Report the total number of lines that include the string "nDegree", without any other text.
··· Input records ···
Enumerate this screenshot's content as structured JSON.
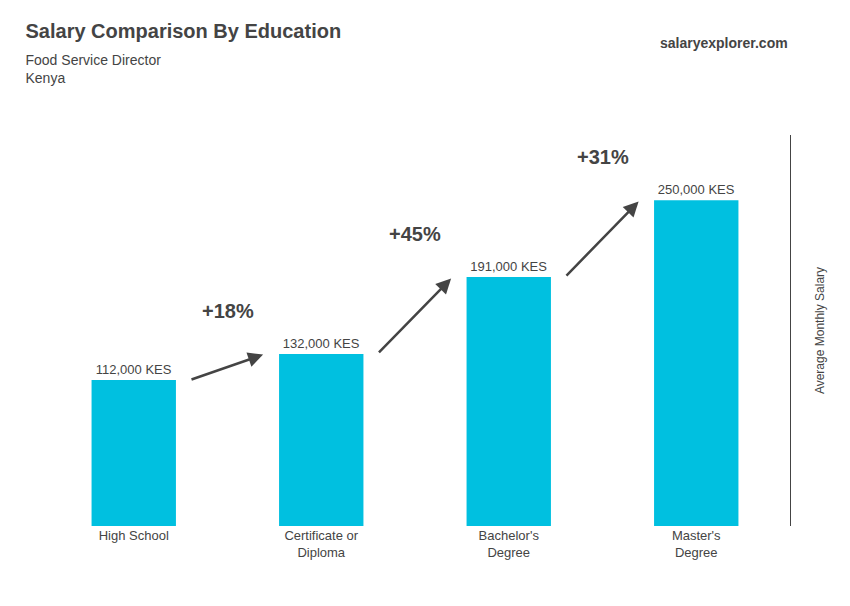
{
  "chart_data": {
    "type": "bar",
    "title": "Salary Comparison By Education",
    "subtitle": [
      "Food Service Director",
      "Kenya"
    ],
    "ylabel": "Average Monthly Salary",
    "categories": [
      "High School",
      "Certificate or\nDiploma",
      "Bachelor's\nDegree",
      "Master's\nDegree"
    ],
    "values": [
      112000,
      132000,
      191000,
      250000
    ],
    "value_labels": [
      "112,000 KES",
      "132,000 KES",
      "191,000 KES",
      "250,000 KES"
    ],
    "data_labels": true,
    "color": "#00c0e0",
    "ylim": [
      0,
      300000
    ],
    "tick_labels": "x",
    "grid": false,
    "annotations": [
      {
        "text": "+18%",
        "from": "High School",
        "to": "Certificate or\nDiploma"
      },
      {
        "text": "+45%",
        "from": "Certificate or\nDiploma",
        "to": "Bachelor's\nDegree"
      },
      {
        "text": "+31%",
        "from": "Bachelor's\nDegree",
        "to": "Master's\nDegree"
      },
      {
        "text": "salaryexplorer.com"
      }
    ]
  }
}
···
● **Answer for the task**: 5